_Task goal:_
From the records below, pull each line that has "this".

_Input material:_
= = = = =

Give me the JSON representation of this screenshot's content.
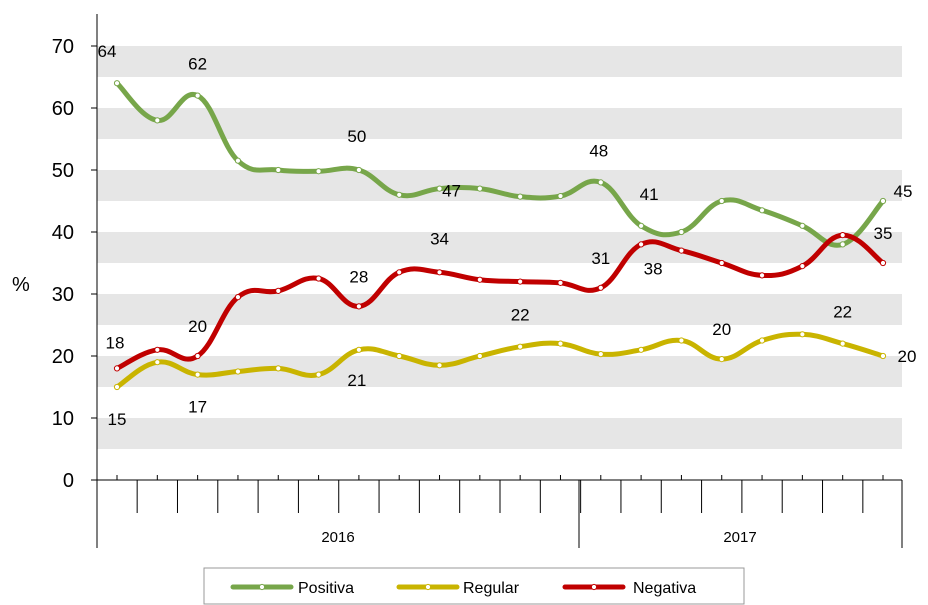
{
  "chart_data": {
    "type": "line",
    "ylabel": "%",
    "ylim": [
      0,
      70
    ],
    "yticks": [
      "0",
      "10",
      "20",
      "30",
      "40",
      "50",
      "60",
      "70"
    ],
    "yticks_values": [
      0,
      10,
      20,
      30,
      40,
      50,
      60,
      70
    ],
    "grid": "alternating horizontal bands",
    "legend_position": "bottom",
    "years": [
      "2016",
      "2017"
    ],
    "series": [
      {
        "name": "Positiva",
        "color": "#77a64a",
        "values": [
          64,
          58,
          62,
          51.5,
          50,
          49.8,
          50,
          46,
          47,
          47,
          45.7,
          45.8,
          48,
          41,
          40,
          45,
          43.5,
          41,
          38,
          45
        ],
        "labels": {
          "0": "64",
          "2": "62",
          "6": "50",
          "8": "47",
          "12": "48",
          "13": "41",
          "19": "45"
        }
      },
      {
        "name": "Regular",
        "color": "#c9b400",
        "values": [
          15,
          19,
          17,
          17.5,
          18,
          17,
          21,
          20,
          18.5,
          20,
          21.5,
          22,
          20.3,
          21,
          22.5,
          19.5,
          22.5,
          23.5,
          22,
          20
        ],
        "labels": {
          "0": "15",
          "2": "17",
          "6": "21",
          "10": "22",
          "15": "20",
          "18": "22",
          "19": "20"
        }
      },
      {
        "name": "Negativa",
        "color": "#c00000",
        "values": [
          18,
          21,
          20,
          29.5,
          30.5,
          32.5,
          28,
          33.5,
          33.5,
          32.3,
          32,
          31.8,
          31,
          38,
          37,
          35,
          33,
          34.5,
          39.5,
          35
        ],
        "labels": {
          "0": "18",
          "2": "20",
          "6": "28",
          "8": "34",
          "12": "31",
          "13": "38",
          "19": "35"
        }
      }
    ]
  }
}
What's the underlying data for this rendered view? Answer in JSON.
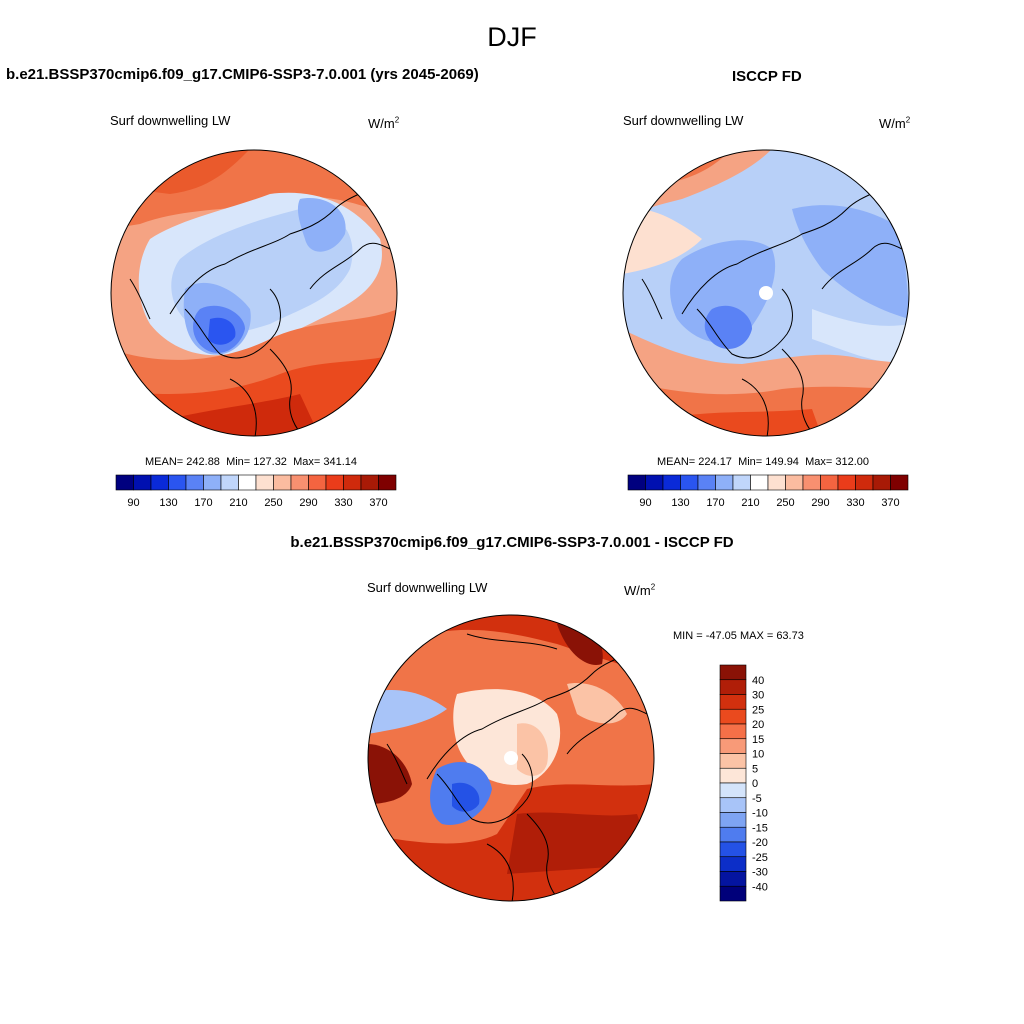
{
  "title": "DJF",
  "panels": [
    {
      "id": "model",
      "title": "b.e21.BSSP370cmip6.f09_g17.CMIP6-SSP3-7.0.001 (yrs 2045-2069)",
      "variable": "Surf downwelling LW",
      "units_base": "W/m",
      "units_exp": "2",
      "stats": {
        "mean_label": "MEAN=",
        "mean": "242.88",
        "min_label": "Min=",
        "min": "127.32",
        "max_label": "Max=",
        "max": "341.14"
      }
    },
    {
      "id": "obs",
      "title": "ISCCP FD",
      "variable": "Surf downwelling LW",
      "units_base": "W/m",
      "units_exp": "2",
      "stats": {
        "mean_label": "MEAN=",
        "mean": "224.17",
        "min_label": "Min=",
        "min": "149.94",
        "max_label": "Max=",
        "max": "312.00"
      }
    },
    {
      "id": "diff",
      "title": "b.e21.BSSP370cmip6.f09_g17.CMIP6-SSP3-7.0.001 - ISCCP FD",
      "variable": "Surf downwelling LW",
      "units_base": "W/m",
      "units_exp": "2",
      "stats_text": "MIN = -47.05 MAX =  63.73"
    }
  ],
  "horizontal_colorbar": {
    "tick_labels": [
      "90",
      "130",
      "170",
      "210",
      "250",
      "290",
      "330",
      "370"
    ],
    "colors": [
      "#00007f",
      "#0010b0",
      "#0a2ad8",
      "#2a55f0",
      "#5a82f5",
      "#8eb0f8",
      "#c0d6fb",
      "#ffffff",
      "#fde0d0",
      "#fbbca0",
      "#f89070",
      "#f46440",
      "#ea3c1a",
      "#cf2a0c",
      "#a81a06",
      "#7f0000"
    ]
  },
  "vertical_colorbar": {
    "labels": [
      "40",
      "30",
      "25",
      "20",
      "15",
      "10",
      "5",
      "0",
      "-5",
      "-10",
      "-15",
      "-20",
      "-25",
      "-30",
      "-40"
    ],
    "colors": [
      "#8a1206",
      "#b01e08",
      "#d2300e",
      "#ea4a1e",
      "#f57048",
      "#f89a78",
      "#fbc3a6",
      "#fde6d8",
      "#d4e4fb",
      "#a8c4f8",
      "#7ea4f3",
      "#4f7cef",
      "#2452e6",
      "#0c2ec8",
      "#0414a0",
      "#00007a"
    ]
  },
  "maps": [
    {
      "panel": "model",
      "base_color": "#f5a383",
      "has_pole_hole": false
    },
    {
      "panel": "obs",
      "base_color": "#b8d0f8",
      "has_pole_hole": true
    },
    {
      "panel": "diff",
      "base_color": "#f07448",
      "has_pole_hole": true
    }
  ]
}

= = = = =

_Answer in full:_
Give me the JSON representation of this screenshot's content.
What's the underlying data for this rendered view? Answer in JSON.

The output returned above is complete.